Source passage:
......

I did some filter design scripts  :smiley-sweat: which could come in handy for (y)our measurements.
It covers for now some IIR filters with Butterworth, Chebyshev, Bessel characteristics (1st order and up to an exaggerate 5th order). Furthermore you will find Resonance and Proportional Integral filters. All pass types are present (low, high, band, stop, all). It will generate classes for floating point or integer calculation.

if you are interested check it out here: http://www.schwietering.com/jayduino/filtuino/

Comments and bug reports are welcome. If you find them useful, drop me a line, so I just know that I did something useful for others  ;)


Nice work, bit for those not familiar with this theory (like myself) could you provide links to some background info, or provide a playground article?
Rob Tillaart

Nederlandse sectie - http://arduino.cc/forum/index.php/board,77.0.html -
(Please do not PM for private consultancy)


Nice work, bit for those not familiar with this theory (like myself) could you provide links to some background info, or provide a playground article?

Natuurlijk. Best would be to provide some info where I do actually need them, or where typical applications are in microcontroller projects.

There is a lot of info about filters on wiki, but that is pretty toughhttp://en.wikipedia.org/wiki/Digital_filter. A nice tutorial but in the field of Audio you find here: https://ccrma.stanford.edu/~jos/filters/filters.html.

The more practical approach:
For cleaning sensor data I used Bandpass and Lowpass filters, so the higher frequency fluctuations are reduced.

......

(Source data)
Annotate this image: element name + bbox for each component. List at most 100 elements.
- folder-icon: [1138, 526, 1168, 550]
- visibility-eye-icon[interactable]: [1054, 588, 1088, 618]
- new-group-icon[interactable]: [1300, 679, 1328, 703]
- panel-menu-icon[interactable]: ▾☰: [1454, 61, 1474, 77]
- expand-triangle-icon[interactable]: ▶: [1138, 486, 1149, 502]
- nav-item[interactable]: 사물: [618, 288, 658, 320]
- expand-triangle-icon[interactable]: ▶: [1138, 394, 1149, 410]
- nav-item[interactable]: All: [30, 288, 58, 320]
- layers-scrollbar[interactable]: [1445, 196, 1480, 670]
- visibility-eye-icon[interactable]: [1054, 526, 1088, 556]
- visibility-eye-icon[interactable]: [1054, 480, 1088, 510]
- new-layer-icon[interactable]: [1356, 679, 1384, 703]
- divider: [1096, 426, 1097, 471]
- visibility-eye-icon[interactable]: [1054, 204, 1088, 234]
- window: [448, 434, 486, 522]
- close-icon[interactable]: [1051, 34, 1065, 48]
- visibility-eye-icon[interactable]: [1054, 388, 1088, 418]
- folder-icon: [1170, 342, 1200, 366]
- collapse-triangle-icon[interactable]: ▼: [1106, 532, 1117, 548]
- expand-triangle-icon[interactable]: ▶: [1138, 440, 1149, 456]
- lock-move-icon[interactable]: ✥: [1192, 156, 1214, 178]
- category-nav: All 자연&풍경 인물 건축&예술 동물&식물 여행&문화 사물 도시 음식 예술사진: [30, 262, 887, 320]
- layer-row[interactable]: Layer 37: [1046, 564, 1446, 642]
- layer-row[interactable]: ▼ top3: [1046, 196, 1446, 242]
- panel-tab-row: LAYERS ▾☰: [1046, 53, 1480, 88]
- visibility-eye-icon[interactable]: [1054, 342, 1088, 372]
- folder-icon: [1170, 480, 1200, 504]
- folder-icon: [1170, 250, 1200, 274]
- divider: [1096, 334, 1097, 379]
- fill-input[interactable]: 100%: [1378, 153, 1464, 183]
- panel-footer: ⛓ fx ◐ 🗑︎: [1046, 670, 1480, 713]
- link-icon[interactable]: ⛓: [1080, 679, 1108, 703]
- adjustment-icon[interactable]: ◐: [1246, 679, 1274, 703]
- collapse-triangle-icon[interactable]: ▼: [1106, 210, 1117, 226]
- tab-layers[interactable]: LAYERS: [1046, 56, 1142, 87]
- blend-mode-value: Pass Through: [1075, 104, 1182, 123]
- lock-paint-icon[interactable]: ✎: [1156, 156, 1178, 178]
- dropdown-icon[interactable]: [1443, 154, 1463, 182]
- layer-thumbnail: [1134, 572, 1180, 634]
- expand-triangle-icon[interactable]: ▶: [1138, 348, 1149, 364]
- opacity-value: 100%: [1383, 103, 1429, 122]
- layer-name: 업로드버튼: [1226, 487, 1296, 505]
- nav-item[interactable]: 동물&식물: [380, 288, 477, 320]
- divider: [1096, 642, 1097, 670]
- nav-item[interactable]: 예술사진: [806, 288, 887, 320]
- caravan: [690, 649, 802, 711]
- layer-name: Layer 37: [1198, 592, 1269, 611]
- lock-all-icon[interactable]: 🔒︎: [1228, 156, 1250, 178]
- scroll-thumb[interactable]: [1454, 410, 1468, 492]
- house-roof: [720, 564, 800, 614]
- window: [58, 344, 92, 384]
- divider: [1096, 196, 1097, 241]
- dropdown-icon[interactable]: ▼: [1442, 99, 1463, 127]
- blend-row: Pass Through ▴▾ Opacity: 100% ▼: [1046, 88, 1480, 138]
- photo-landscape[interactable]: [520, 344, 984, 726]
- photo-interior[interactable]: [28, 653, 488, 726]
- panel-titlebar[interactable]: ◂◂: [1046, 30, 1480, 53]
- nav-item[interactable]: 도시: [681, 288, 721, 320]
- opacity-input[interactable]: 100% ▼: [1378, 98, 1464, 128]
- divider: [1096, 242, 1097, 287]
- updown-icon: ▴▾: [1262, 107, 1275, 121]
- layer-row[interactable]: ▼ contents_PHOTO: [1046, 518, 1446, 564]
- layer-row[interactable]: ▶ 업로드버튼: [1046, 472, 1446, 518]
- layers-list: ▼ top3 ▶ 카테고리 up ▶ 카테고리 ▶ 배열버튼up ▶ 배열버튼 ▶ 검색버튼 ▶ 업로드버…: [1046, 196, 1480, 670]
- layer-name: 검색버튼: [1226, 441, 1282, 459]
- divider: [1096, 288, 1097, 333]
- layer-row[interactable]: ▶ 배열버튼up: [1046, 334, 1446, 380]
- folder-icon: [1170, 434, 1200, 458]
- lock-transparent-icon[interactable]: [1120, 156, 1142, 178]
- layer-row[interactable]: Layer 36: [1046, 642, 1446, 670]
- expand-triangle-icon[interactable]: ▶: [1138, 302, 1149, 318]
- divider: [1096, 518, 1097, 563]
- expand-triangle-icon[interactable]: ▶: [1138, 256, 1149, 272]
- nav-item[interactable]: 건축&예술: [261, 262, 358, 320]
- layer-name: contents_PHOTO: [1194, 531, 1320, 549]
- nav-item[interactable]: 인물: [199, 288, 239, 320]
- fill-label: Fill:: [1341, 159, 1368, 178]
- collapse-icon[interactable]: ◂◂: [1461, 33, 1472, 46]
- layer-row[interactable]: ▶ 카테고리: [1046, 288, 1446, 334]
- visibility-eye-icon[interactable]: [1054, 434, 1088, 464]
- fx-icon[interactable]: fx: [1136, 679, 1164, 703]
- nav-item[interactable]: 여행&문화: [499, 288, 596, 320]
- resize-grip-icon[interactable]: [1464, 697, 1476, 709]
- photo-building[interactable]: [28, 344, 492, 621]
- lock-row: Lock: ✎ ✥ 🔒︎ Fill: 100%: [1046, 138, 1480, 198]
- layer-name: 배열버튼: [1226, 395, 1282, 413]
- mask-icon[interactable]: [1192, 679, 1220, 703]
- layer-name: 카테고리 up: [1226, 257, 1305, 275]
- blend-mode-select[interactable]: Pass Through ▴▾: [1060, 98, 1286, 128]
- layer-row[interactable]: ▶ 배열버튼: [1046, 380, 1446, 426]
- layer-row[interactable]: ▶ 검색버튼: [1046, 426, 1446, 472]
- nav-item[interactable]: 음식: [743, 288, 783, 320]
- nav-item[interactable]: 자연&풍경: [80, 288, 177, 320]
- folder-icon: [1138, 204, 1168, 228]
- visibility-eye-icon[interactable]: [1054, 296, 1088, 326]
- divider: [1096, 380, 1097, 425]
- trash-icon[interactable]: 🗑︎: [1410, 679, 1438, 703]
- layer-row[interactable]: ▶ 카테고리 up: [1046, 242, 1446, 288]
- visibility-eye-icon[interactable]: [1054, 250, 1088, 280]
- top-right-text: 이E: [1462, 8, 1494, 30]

......

Exercise instructions:
1 - List every pass type that the filter design thread says is present.
2 - Rename "expand-triangle-icon" to "expand-arrow-icon" in the source data, starting with the first line and going on through the line with "- layers-scrollbar[interactable]: [1445, 196, 1480, 670]". Give back only those lines.
The filter design thread and the source data have nothing to do with each other.

Results for the exercise:
1 - low, high, band, stop, all

2 -
Annotate this image: element name + bbox for each component. List at most 100 elements.
- folder-icon: [1138, 526, 1168, 550]
- visibility-eye-icon[interactable]: [1054, 588, 1088, 618]
- new-group-icon[interactable]: [1300, 679, 1328, 703]
- panel-menu-icon[interactable]: ▾☰: [1454, 61, 1474, 77]
- expand-arrow-icon[interactable]: ▶: [1138, 486, 1149, 502]
- nav-item[interactable]: 사물: [618, 288, 658, 320]
- expand-arrow-icon[interactable]: ▶: [1138, 394, 1149, 410]
- nav-item[interactable]: All: [30, 288, 58, 320]
- layers-scrollbar[interactable]: [1445, 196, 1480, 670]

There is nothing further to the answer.